→ Record excerpts:
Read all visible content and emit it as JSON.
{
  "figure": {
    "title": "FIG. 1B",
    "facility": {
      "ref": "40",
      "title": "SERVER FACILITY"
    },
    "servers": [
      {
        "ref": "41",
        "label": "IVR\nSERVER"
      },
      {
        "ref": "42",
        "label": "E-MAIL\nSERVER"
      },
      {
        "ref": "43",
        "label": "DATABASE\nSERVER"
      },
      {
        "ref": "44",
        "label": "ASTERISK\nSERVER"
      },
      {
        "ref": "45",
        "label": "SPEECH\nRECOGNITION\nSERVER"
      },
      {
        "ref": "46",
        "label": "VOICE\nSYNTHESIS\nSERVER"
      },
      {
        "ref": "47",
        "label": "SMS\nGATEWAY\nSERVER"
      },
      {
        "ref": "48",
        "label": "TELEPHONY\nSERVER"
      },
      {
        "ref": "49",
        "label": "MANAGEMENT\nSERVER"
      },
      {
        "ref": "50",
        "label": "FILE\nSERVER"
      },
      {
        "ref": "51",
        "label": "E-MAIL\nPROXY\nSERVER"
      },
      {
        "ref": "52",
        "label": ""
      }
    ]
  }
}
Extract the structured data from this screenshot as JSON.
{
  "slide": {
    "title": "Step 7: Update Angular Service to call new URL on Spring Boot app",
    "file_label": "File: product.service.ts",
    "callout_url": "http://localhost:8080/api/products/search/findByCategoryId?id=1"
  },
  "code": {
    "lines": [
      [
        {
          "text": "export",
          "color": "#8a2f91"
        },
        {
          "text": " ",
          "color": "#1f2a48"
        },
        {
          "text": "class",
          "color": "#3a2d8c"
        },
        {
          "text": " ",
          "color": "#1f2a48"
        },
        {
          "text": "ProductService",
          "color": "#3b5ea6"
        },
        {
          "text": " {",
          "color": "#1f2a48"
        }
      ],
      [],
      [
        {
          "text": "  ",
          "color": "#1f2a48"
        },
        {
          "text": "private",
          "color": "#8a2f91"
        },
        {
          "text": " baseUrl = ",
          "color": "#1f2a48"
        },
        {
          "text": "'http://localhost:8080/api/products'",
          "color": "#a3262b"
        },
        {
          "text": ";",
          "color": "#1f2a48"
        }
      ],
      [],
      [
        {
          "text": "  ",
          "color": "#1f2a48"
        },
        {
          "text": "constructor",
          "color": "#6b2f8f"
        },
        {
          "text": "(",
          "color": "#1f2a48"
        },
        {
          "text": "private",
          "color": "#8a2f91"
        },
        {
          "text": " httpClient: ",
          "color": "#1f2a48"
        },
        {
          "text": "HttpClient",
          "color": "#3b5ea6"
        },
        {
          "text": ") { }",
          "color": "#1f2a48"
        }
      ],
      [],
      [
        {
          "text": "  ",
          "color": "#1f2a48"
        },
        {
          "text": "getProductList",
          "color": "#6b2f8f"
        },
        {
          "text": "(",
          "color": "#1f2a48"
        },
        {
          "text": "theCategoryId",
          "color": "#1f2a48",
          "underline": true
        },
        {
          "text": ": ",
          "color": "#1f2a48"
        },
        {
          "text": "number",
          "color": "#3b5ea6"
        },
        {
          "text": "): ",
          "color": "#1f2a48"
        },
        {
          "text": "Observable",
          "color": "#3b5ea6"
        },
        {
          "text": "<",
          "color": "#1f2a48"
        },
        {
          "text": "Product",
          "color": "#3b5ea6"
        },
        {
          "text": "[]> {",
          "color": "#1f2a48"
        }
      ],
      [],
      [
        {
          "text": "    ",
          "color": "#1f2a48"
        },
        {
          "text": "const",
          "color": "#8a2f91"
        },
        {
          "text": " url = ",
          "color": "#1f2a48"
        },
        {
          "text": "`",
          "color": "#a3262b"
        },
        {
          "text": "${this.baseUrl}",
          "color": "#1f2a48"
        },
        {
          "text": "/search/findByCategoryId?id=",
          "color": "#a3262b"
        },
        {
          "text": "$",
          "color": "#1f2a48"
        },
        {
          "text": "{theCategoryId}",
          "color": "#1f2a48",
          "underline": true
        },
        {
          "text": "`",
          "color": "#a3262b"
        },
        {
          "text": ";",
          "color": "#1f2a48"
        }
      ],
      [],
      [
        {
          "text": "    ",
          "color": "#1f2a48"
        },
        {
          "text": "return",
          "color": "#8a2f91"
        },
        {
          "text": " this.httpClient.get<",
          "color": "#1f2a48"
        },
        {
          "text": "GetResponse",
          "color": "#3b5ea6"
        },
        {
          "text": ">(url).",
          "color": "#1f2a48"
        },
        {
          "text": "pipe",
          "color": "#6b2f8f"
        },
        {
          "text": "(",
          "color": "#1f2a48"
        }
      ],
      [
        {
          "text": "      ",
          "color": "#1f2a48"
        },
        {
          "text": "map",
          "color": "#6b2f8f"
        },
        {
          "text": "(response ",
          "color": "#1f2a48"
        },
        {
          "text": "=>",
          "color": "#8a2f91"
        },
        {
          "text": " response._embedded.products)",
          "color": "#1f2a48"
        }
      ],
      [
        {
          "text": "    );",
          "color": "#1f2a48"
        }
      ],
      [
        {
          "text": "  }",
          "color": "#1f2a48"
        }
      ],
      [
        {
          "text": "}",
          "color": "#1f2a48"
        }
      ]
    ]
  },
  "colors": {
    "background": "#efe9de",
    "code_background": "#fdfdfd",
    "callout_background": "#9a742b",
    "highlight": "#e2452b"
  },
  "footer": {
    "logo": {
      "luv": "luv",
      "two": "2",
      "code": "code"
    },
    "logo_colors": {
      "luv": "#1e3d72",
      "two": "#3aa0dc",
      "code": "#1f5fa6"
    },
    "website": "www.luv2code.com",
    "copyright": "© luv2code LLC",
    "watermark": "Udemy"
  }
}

→ Written instruction: Reproduce all the data word for word.

→ Answer to this problem:
Read all visible content and emit it as JSON.
{
  "figure": {
    "title": "FIG. 1B",
    "facility": {
      "ref": "40",
      "title": "SERVER FACILITY"
    },
    "servers": [
      {
        "ref": "41",
        "label": "IVR\nSERVER"
      },
      {
        "ref": "42",
        "label": "E-MAIL\nSERVER"
      },
      {
        "ref": "43",
        "label": "DATABASE\nSERVER"
      },
      {
        "ref": "44",
        "label": "ASTERISK\nSERVER"
      },
      {
        "ref": "45",
        "label": "SPEECH\nRECOGNITION\nSERVER"
      },
      {
        "ref": "46",
        "label": "VOICE\nSYNTHESIS\nSERVER"
      },
      {
        "ref": "47",
        "label": "SMS\nGATEWAY\nSERVER"
      },
      {
        "ref": "48",
        "label": "TELEPHONY\nSERVER"
      },
      {
        "ref": "49",
        "label": "MANAGEMENT\nSERVER"
      },
      {
        "ref": "50",
        "label": "FILE\nSERVER"
      },
      {
        "ref": "51",
        "label": "E-MAIL\nPROXY\nSERVER"
      },
      {
        "ref": "52",
        "label": ""
      }
    ]
  }
}
Extract the structured data from this screenshot as JSON.
{
  "slide": {
    "title": "Step 7: Update Angular Service to call new URL on Spring Boot app",
    "file_label": "File: product.service.ts",
    "callout_url": "http://localhost:8080/api/products/search/findByCategoryId?id=1"
  },
  "code": {
    "lines": [
      [
        {
          "text": "export",
          "color": "#8a2f91"
        },
        {
          "text": " ",
          "color": "#1f2a48"
        },
        {
          "text": "class",
          "color": "#3a2d8c"
        },
        {
          "text": " ",
          "color": "#1f2a48"
        },
        {
          "text": "ProductService",
          "color": "#3b5ea6"
        },
        {
          "text": " {",
          "color": "#1f2a48"
        }
      ],
      [],
      [
        {
          "text": "  ",
          "color": "#1f2a48"
        },
        {
          "text": "private",
          "color": "#8a2f91"
        },
        {
          "text": " baseUrl = ",
          "color": "#1f2a48"
        },
        {
          "text": "'http://localhost:8080/api/products'",
          "color": "#a3262b"
        },
        {
          "text": ";",
          "color": "#1f2a48"
        }
      ],
      [],
      [
        {
          "text": "  ",
          "color": "#1f2a48"
        },
        {
          "text": "constructor",
          "color": "#6b2f8f"
        },
        {
          "text": "(",
          "color": "#1f2a48"
        },
        {
          "text": "private",
          "color": "#8a2f91"
        },
        {
          "text": " httpClient: ",
          "color": "#1f2a48"
        },
        {
          "text": "HttpClient",
          "color": "#3b5ea6"
        },
        {
          "text": ") { }",
          "color": "#1f2a48"
        }
      ],
      [],
      [
        {
          "text": "  ",
          "color": "#1f2a48"
        },
        {
          "text": "getProductList",
          "color": "#6b2f8f"
        },
        {
          "text": "(",
          "color": "#1f2a48"
        },
        {
          "text": "theCategoryId",
          "color": "#1f2a48",
          "underline": true
        },
        {
          "text": ": ",
          "color": "#1f2a48"
        },
        {
          "text": "number",
          "color": "#3b5ea6"
        },
        {
          "text": "): ",
          "color": "#1f2a48"
        },
        {
          "text": "Observable",
          "color": "#3b5ea6"
        },
        {
          "text": "<",
          "color": "#1f2a48"
        },
        {
          "text": "Product",
          "color": "#3b5ea6"
        },
        {
          "text": "[]> {",
          "color": "#1f2a48"
        }
      ],
      [],
      [
        {
          "text": "    ",
          "color": "#1f2a48"
        },
        {
          "text": "const",
          "color": "#8a2f91"
        },
        {
          "text": " url = ",
          "color": "#1f2a48"
        },
        {
          "text": "`",
          "color": "#a3262b"
        },
        {
          "text": "${this.baseUrl}",
          "color": "#1f2a48"
        },
        {
          "text": "/search/findByCategoryId?id=",
          "color": "#a3262b"
        },
        {
          "text": "$",
          "color": "#1f2a48"
        },
        {
          "text": "{theCategoryId}",
          "color": "#1f2a48",
          "underline": true
        },
        {
          "text": "`",
          "color": "#a3262b"
        },
        {
          "text": ";",
          "color": "#1f2a48"
        }
      ],
      [],
      [
        {
          "text": "    ",
          "color": "#1f2a48"
        },
        {
          "text": "return",
          "color": "#8a2f91"
        },
        {
          "text": " this.httpClient.get<",
          "color": "#1f2a48"
        },
        {
          "text": "GetResponse",
          "color": "#3b5ea6"
        },
        {
          "text": ">(url).",
          "color": "#1f2a48"
        },
        {
          "text": "pipe",
          "color": "#6b2f8f"
        },
        {
          "text": "(",
          "color": "#1f2a48"
        }
      ],
      [
        {
          "text": "      ",
          "color": "#1f2a48"
        },
        {
          "text": "map",
          "color": "#6b2f8f"
        },
        {
          "text": "(response ",
          "color": "#1f2a48"
        },
        {
          "text": "=>",
          "color": "#8a2f91"
        },
        {
          "text": " response._embedded.products)",
          "color": "#1f2a48"
        }
      ],
      [
        {
          "text": "    );",
          "color": "#1f2a48"
        }
      ],
      [
        {
          "text": "  }",
          "color": "#1f2a48"
        }
      ],
      [
        {
          "text": "}",
          "color": "#1f2a48"
        }
      ]
    ]
  },
  "colors": {
    "background": "#efe9de",
    "code_background": "#fdfdfd",
    "callout_background": "#9a742b",
    "highlight": "#e2452b"
  },
  "footer": {
    "logo": {
      "luv": "luv",
      "two": "2",
      "code": "code"
    },
    "logo_colors": {
      "luv": "#1e3d72",
      "two": "#3aa0dc",
      "code": "#1f5fa6"
    },
    "website": "www.luv2code.com",
    "copyright": "© luv2code LLC",
    "watermark": "Udemy"
  }
}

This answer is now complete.